Spatial annotation records:
◆ ◆ ◆ ◆ ◆ ◆ ◆
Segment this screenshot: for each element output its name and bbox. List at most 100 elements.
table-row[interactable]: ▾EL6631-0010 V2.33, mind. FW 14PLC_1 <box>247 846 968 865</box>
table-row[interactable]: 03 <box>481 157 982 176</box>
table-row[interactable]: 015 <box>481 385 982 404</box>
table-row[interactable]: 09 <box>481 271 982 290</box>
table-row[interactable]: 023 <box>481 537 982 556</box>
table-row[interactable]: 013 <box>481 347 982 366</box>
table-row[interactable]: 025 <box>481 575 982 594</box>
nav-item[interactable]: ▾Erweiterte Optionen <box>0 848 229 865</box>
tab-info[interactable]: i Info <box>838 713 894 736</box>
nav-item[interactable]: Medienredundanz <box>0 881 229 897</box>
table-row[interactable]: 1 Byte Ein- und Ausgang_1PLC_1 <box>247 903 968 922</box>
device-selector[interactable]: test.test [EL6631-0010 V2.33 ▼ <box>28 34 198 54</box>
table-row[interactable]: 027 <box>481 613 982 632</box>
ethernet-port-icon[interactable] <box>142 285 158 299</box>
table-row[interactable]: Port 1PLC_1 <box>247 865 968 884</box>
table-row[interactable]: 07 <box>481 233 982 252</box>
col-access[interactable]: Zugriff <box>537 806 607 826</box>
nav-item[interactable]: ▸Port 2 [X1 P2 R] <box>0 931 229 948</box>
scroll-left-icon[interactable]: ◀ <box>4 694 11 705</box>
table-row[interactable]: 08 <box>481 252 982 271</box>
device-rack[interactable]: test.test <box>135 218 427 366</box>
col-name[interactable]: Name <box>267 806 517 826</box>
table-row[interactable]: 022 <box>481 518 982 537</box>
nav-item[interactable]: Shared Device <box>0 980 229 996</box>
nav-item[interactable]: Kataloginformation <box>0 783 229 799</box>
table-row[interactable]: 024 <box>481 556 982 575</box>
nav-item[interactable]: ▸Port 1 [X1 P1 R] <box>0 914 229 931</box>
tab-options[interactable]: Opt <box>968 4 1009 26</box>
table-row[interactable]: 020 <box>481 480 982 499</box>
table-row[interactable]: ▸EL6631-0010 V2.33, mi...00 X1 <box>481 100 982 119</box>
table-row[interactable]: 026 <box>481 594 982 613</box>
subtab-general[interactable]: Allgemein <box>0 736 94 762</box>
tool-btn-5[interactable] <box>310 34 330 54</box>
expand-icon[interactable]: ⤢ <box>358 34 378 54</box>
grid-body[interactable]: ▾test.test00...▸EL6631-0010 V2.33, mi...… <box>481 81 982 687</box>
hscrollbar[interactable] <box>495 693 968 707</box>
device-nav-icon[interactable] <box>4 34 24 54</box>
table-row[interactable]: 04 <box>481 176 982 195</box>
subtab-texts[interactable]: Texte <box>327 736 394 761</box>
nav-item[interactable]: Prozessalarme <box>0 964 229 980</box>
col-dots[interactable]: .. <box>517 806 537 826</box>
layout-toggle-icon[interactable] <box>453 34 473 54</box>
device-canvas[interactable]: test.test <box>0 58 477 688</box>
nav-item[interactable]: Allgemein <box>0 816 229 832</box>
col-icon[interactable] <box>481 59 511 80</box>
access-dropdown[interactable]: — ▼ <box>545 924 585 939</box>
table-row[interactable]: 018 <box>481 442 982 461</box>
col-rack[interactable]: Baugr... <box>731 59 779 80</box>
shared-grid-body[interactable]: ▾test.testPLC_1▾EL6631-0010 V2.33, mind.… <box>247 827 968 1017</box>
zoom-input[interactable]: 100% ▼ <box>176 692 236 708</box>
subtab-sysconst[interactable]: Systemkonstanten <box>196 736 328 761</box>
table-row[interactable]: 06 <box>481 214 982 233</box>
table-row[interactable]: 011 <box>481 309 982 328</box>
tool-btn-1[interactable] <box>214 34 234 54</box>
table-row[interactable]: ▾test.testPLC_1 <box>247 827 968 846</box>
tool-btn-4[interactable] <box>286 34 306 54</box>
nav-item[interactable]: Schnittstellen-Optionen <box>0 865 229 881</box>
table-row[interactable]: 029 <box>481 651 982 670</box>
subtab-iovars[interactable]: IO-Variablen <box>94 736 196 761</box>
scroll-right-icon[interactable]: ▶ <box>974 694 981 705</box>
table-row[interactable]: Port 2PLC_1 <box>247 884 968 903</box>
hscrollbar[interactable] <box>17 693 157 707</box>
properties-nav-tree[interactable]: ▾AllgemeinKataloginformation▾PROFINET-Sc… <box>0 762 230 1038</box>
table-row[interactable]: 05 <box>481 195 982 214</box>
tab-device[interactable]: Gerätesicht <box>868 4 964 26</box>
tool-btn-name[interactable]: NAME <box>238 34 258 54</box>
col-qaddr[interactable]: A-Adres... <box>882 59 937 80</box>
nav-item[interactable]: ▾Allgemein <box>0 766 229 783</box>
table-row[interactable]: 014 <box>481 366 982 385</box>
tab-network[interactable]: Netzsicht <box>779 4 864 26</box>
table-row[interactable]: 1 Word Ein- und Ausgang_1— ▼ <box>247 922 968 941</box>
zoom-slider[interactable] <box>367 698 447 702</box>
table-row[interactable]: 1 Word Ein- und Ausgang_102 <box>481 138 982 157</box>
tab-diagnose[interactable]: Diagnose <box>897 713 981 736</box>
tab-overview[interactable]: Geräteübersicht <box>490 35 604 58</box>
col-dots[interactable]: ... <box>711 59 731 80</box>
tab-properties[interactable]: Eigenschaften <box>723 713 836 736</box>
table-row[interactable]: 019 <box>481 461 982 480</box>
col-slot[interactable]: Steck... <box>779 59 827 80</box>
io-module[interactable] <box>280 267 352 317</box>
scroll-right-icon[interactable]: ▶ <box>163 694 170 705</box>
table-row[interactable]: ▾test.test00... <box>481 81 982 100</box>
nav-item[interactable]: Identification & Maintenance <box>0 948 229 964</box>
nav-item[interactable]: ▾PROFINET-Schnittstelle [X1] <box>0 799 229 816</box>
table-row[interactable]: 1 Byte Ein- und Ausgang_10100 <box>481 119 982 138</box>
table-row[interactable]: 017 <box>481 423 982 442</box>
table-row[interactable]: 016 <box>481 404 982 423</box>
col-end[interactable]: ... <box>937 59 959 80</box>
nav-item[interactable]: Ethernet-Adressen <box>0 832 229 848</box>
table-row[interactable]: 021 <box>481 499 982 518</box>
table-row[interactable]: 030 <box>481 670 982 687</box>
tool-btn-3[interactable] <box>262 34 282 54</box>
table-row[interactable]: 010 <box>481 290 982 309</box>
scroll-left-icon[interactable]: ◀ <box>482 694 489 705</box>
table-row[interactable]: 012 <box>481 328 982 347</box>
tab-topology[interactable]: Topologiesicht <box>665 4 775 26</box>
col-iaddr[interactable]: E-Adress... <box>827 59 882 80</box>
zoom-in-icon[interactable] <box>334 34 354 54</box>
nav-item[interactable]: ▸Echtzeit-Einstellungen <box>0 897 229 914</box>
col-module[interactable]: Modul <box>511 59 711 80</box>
◆ ◆ ◆ ◆ ◆ ◆ ◆
#### [TO BE DONE]
Rewrite all of the items above, changing each "nav-item" to "menu-item" and keeping everything else the same.

#### [ANSWER TO THE PROBLEM]
Segment this screenshot: for each element output its name and bbox. List at most 100 elements.
table-row[interactable]: ▾EL6631-0010 V2.33, mind. FW 14PLC_1 <box>247 846 968 865</box>
table-row[interactable]: 03 <box>481 157 982 176</box>
table-row[interactable]: 015 <box>481 385 982 404</box>
table-row[interactable]: 09 <box>481 271 982 290</box>
table-row[interactable]: 023 <box>481 537 982 556</box>
table-row[interactable]: 013 <box>481 347 982 366</box>
table-row[interactable]: 025 <box>481 575 982 594</box>
menu-item[interactable]: ▾Erweiterte Optionen <box>0 848 229 865</box>
tab-info[interactable]: i Info <box>838 713 894 736</box>
menu-item[interactable]: Medienredundanz <box>0 881 229 897</box>
table-row[interactable]: 1 Byte Ein- und Ausgang_1PLC_1 <box>247 903 968 922</box>
device-selector[interactable]: test.test [EL6631-0010 V2.33 ▼ <box>28 34 198 54</box>
table-row[interactable]: 027 <box>481 613 982 632</box>
ethernet-port-icon[interactable] <box>142 285 158 299</box>
table-row[interactable]: Port 1PLC_1 <box>247 865 968 884</box>
table-row[interactable]: 07 <box>481 233 982 252</box>
col-access[interactable]: Zugriff <box>537 806 607 826</box>
menu-item[interactable]: ▸Port 2 [X1 P2 R] <box>0 931 229 948</box>
scroll-left-icon[interactable]: ◀ <box>4 694 11 705</box>
table-row[interactable]: 08 <box>481 252 982 271</box>
device-rack[interactable]: test.test <box>135 218 427 366</box>
col-name[interactable]: Name <box>267 806 517 826</box>
table-row[interactable]: 022 <box>481 518 982 537</box>
menu-item[interactable]: Shared Device <box>0 980 229 996</box>
menu-item[interactable]: Kataloginformation <box>0 783 229 799</box>
table-row[interactable]: 024 <box>481 556 982 575</box>
menu-item[interactable]: ▸Port 1 [X1 P1 R] <box>0 914 229 931</box>
tab-options[interactable]: Opt <box>968 4 1009 26</box>
table-row[interactable]: 020 <box>481 480 982 499</box>
table-row[interactable]: ▸EL6631-0010 V2.33, mi...00 X1 <box>481 100 982 119</box>
table-row[interactable]: 026 <box>481 594 982 613</box>
subtab-general[interactable]: Allgemein <box>0 736 94 762</box>
tool-btn-5[interactable] <box>310 34 330 54</box>
expand-icon[interactable]: ⤢ <box>358 34 378 54</box>
grid-body[interactable]: ▾test.test00...▸EL6631-0010 V2.33, mi...… <box>481 81 982 687</box>
hscrollbar[interactable] <box>495 693 968 707</box>
device-nav-icon[interactable] <box>4 34 24 54</box>
table-row[interactable]: 04 <box>481 176 982 195</box>
subtab-texts[interactable]: Texte <box>327 736 394 761</box>
menu-item[interactable]: Prozessalarme <box>0 964 229 980</box>
col-dots[interactable]: .. <box>517 806 537 826</box>
layout-toggle-icon[interactable] <box>453 34 473 54</box>
device-canvas[interactable]: test.test <box>0 58 477 688</box>
menu-item[interactable]: Allgemein <box>0 816 229 832</box>
col-icon[interactable] <box>481 59 511 80</box>
access-dropdown[interactable]: — ▼ <box>545 924 585 939</box>
table-row[interactable]: 018 <box>481 442 982 461</box>
col-rack[interactable]: Baugr... <box>731 59 779 80</box>
shared-grid-body[interactable]: ▾test.testPLC_1▾EL6631-0010 V2.33, mind.… <box>247 827 968 1017</box>
zoom-input[interactable]: 100% ▼ <box>176 692 236 708</box>
subtab-sysconst[interactable]: Systemkonstanten <box>196 736 328 761</box>
table-row[interactable]: 06 <box>481 214 982 233</box>
table-row[interactable]: 011 <box>481 309 982 328</box>
tool-btn-1[interactable] <box>214 34 234 54</box>
table-row[interactable]: ▾test.testPLC_1 <box>247 827 968 846</box>
tool-btn-4[interactable] <box>286 34 306 54</box>
menu-item[interactable]: Schnittstellen-Optionen <box>0 865 229 881</box>
table-row[interactable]: 029 <box>481 651 982 670</box>
subtab-iovars[interactable]: IO-Variablen <box>94 736 196 761</box>
scroll-right-icon[interactable]: ▶ <box>974 694 981 705</box>
table-row[interactable]: Port 2PLC_1 <box>247 884 968 903</box>
hscrollbar[interactable] <box>17 693 157 707</box>
properties-nav-tree[interactable]: ▾AllgemeinKataloginformation▾PROFINET-Sc… <box>0 762 230 1038</box>
table-row[interactable]: 05 <box>481 195 982 214</box>
tab-device[interactable]: Gerätesicht <box>868 4 964 26</box>
tool-btn-name[interactable]: NAME <box>238 34 258 54</box>
col-qaddr[interactable]: A-Adres... <box>882 59 937 80</box>
menu-item[interactable]: ▾Allgemein <box>0 766 229 783</box>
table-row[interactable]: 014 <box>481 366 982 385</box>
tab-network[interactable]: Netzsicht <box>779 4 864 26</box>
table-row[interactable]: 1 Word Ein- und Ausgang_1— ▼ <box>247 922 968 941</box>
zoom-slider[interactable] <box>367 698 447 702</box>
table-row[interactable]: 1 Word Ein- und Ausgang_102 <box>481 138 982 157</box>
tab-diagnose[interactable]: Diagnose <box>897 713 981 736</box>
tab-overview[interactable]: Geräteübersicht <box>490 35 604 58</box>
col-dots[interactable]: ... <box>711 59 731 80</box>
tab-properties[interactable]: Eigenschaften <box>723 713 836 736</box>
table-row[interactable]: 019 <box>481 461 982 480</box>
col-slot[interactable]: Steck... <box>779 59 827 80</box>
io-module[interactable] <box>280 267 352 317</box>
scroll-right-icon[interactable]: ▶ <box>163 694 170 705</box>
table-row[interactable]: ▾test.test00... <box>481 81 982 100</box>
menu-item[interactable]: Identification & Maintenance <box>0 948 229 964</box>
menu-item[interactable]: ▾PROFINET-Schnittstelle [X1] <box>0 799 229 816</box>
table-row[interactable]: 1 Byte Ein- und Ausgang_10100 <box>481 119 982 138</box>
table-row[interactable]: 017 <box>481 423 982 442</box>
table-row[interactable]: 016 <box>481 404 982 423</box>
col-end[interactable]: ... <box>937 59 959 80</box>
menu-item[interactable]: Ethernet-Adressen <box>0 832 229 848</box>
table-row[interactable]: 021 <box>481 499 982 518</box>
table-row[interactable]: 030 <box>481 670 982 687</box>
tool-btn-3[interactable] <box>262 34 282 54</box>
table-row[interactable]: 010 <box>481 290 982 309</box>
scroll-left-icon[interactable]: ◀ <box>482 694 489 705</box>
table-row[interactable]: 012 <box>481 328 982 347</box>
tab-topology[interactable]: Topologiesicht <box>665 4 775 26</box>
col-iaddr[interactable]: E-Adress... <box>827 59 882 80</box>
zoom-in-icon[interactable] <box>334 34 354 54</box>
menu-item[interactable]: ▸Echtzeit-Einstellungen <box>0 897 229 914</box>
col-module[interactable]: Modul <box>511 59 711 80</box>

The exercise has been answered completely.